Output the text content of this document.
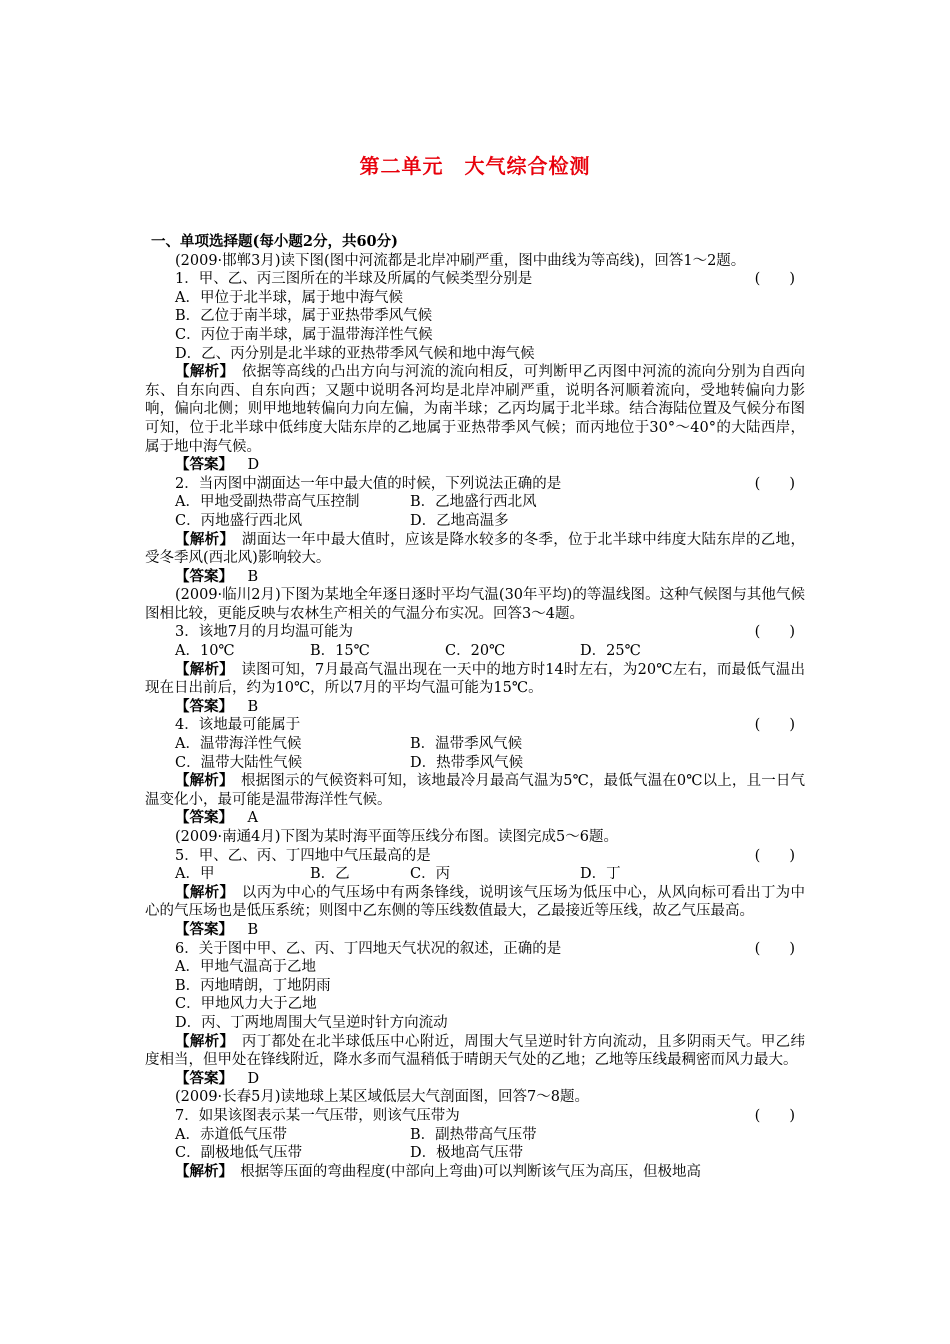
第二单元　大气综合检测
一、单项选择题(每小题2分，共60分)
(2009·邯郸3月)读下图(图中河流都是北岸冲刷严重，图中曲线为等高线)，回答1～2题。
1．甲、乙、丙三图所在的半球及所属的气候类型分别是	(　　)
A．甲位于北半球，属于地中海气候
B．乙位于南半球，属于亚热带季风气候
C．丙位于南半球，属于温带海洋性气候
D．乙、丙分别是北半球的亚热带季风气候和地中海气候
【解析】　 依据等高线的凸出方向与河流的流向相反，可判断甲乙丙图中河流的流向分别为自西向东、自东向西、自东向西；又题中说明各河均是北岸冲刷严重，说明各河顺着流向，受地转偏向力影响，偏向北侧；则甲地地转偏向力向左偏，为南半球；乙丙均属于北半球。结合海陆位置及气候分布图可知，位于北半球中低纬度大陆东岸的乙地属于亚热带季风气候；而丙地位于30°～40°的大陆西岸，属于地中海气候。
【答案】
　 D
2．当丙图中湖面达一年中最大值的时候，下列说法正确的是	(　　)
A．甲地受副热带高气压控制	B．乙地盛行西北风
C．丙地盛行西北风	D．乙地高温多
【解析】　 湖面达一年中最大值时，应该是降水较多的冬季，位于北半球中纬度大陆东岸的乙地，受冬季风(西北风)影响较大。
【答案】
　 B
(2009·临川2月)下图为某地全年逐日逐时平均气温(30年平均)的等温线图。这种气候图与其他气候图相比较，更能反映与农林生产相关的气温分布实况。回答3～4题。
3．该地7月的月均温可能为	(　　)
A．10℃	B．15℃	C．20℃	D．25℃
【解析】　 读图可知，7月最高气温出现在一天中的地方时14时左右，为20℃左右，而最低气温出现在日出前后，约为10℃，所以7月的平均气温可能为15℃。
【答案】
　 B
4．该地最可能属于	(　　)
A．温带海洋性气候	B．温带季风气候
C．温带大陆性气候	D．热带季风气候
【解析】　 根据图示的气候资料可知，该地最冷月最高气温为5℃，最低气温在0℃以上，且一日气温变化小，最可能是温带海洋性气候。
【答案】
　 A
(2009·南通4月)下图为某时海平面等压线分布图。读图完成5～6题。
5．甲、乙、丙、丁四地中气压最高的是	(　　)
A．甲	B．乙	C．丙	D．丁
【解析】　 以丙为中心的气压场中有两条锋线，说明该气压场为低压中心，从风向标可看出丁为中心的气压场也是低压系统；则图中乙东侧的等压线数值最大，乙最接近等压线，故乙气压最高。
【答案】
　 B
6．关于图中甲、乙、丙、丁四地天气状况的叙述，正确的是	(　　)
A．甲地气温高于乙地
B．丙地晴朗，丁地阴雨
C．甲地风力大于乙地
D．丙、丁两地周围大气呈逆时针方向流动
【解析】　 丙丁都处在北半球低压中心附近，周围大气呈逆时针方向流动，且多阴雨天气。甲乙纬度相当，但甲处在锋线附近，降水多而气温稍低于晴朗天气处的乙地；乙地等压线最稠密而风力最大。
【答案】
　 D
(2009·长春5月)读地球上某区域低层大气剖面图，回答7～8题。
7．如果该图表示某一气压带，则该气压带为	(　　)
A．赤道低气压带	B．副热带高气压带
C．副极地低气压带	D．极地高气压带
【解析】　 根据等压面的弯曲程度(中部向上弯曲)可以判断该气压为高压，但极地高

═══

:: Task details ::
Reproduce every line exactly and omit all pictures.

:: Response for this exercise ::
Output the text content of this document.
第二单元　大气综合检测
一、单项选择题(每小题2分，共60分)
(2009·邯郸3月)读下图(图中河流都是北岸冲刷严重，图中曲线为等高线)，回答1～2题。
1．甲、乙、丙三图所在的半球及所属的气候类型分别是	(　　)
A．甲位于北半球，属于地中海气候
B．乙位于南半球，属于亚热带季风气候
C．丙位于南半球，属于温带海洋性气候
D．乙、丙分别是北半球的亚热带季风气候和地中海气候
【解析】　 依据等高线的凸出方向与河流的流向相反，可判断甲乙丙图中河流的流向分别为自西向东、自东向西、自东向西；又题中说明各河均是北岸冲刷严重，说明各河顺着流向，受地转偏向力影响，偏向北侧；则甲地地转偏向力向左偏，为南半球；乙丙均属于北半球。结合海陆位置及气候分布图可知，位于北半球中低纬度大陆东岸的乙地属于亚热带季风气候；而丙地位于30°～40°的大陆西岸，属于地中海气候。
【答案】
　 D
2．当丙图中湖面达一年中最大值的时候，下列说法正确的是	(　　)
A．甲地受副热带高气压控制	B．乙地盛行西北风
C．丙地盛行西北风	D．乙地高温多
【解析】　 湖面达一年中最大值时，应该是降水较多的冬季，位于北半球中纬度大陆东岸的乙地，受冬季风(西北风)影响较大。
【答案】
　 B
(2009·临川2月)下图为某地全年逐日逐时平均气温(30年平均)的等温线图。这种气候图与其他气候图相比较，更能反映与农林生产相关的气温分布实况。回答3～4题。
3．该地7月的月均温可能为	(　　)
A．10℃	B．15℃	C．20℃	D．25℃
【解析】　 读图可知，7月最高气温出现在一天中的地方时14时左右，为20℃左右，而最低气温出现在日出前后，约为10℃，所以7月的平均气温可能为15℃。
【答案】
　 B
4．该地最可能属于	(　　)
A．温带海洋性气候	B．温带季风气候
C．温带大陆性气候	D．热带季风气候
【解析】　 根据图示的气候资料可知，该地最冷月最高气温为5℃，最低气温在0℃以上，且一日气温变化小，最可能是温带海洋性气候。
【答案】
　 A
(2009·南通4月)下图为某时海平面等压线分布图。读图完成5～6题。
5．甲、乙、丙、丁四地中气压最高的是	(　　)
A．甲	B．乙	C．丙	D．丁
【解析】　 以丙为中心的气压场中有两条锋线，说明该气压场为低压中心，从风向标可看出丁为中心的气压场也是低压系统；则图中乙东侧的等压线数值最大，乙最接近等压线，故乙气压最高。
【答案】
　 B
6．关于图中甲、乙、丙、丁四地天气状况的叙述，正确的是	(　　)
A．甲地气温高于乙地
B．丙地晴朗，丁地阴雨
C．甲地风力大于乙地
D．丙、丁两地周围大气呈逆时针方向流动
【解析】　 丙丁都处在北半球低压中心附近，周围大气呈逆时针方向流动，且多阴雨天气。甲乙纬度相当，但甲处在锋线附近，降水多而气温稍低于晴朗天气处的乙地；乙地等压线最稠密而风力最大。
【答案】
　 D
(2009·长春5月)读地球上某区域低层大气剖面图，回答7～8题。
7．如果该图表示某一气压带，则该气压带为	(　　)
A．赤道低气压带	B．副热带高气压带
C．副极地低气压带	D．极地高气压带
【解析】　 根据等压面的弯曲程度(中部向上弯曲)可以判断该气压为高压，但极地高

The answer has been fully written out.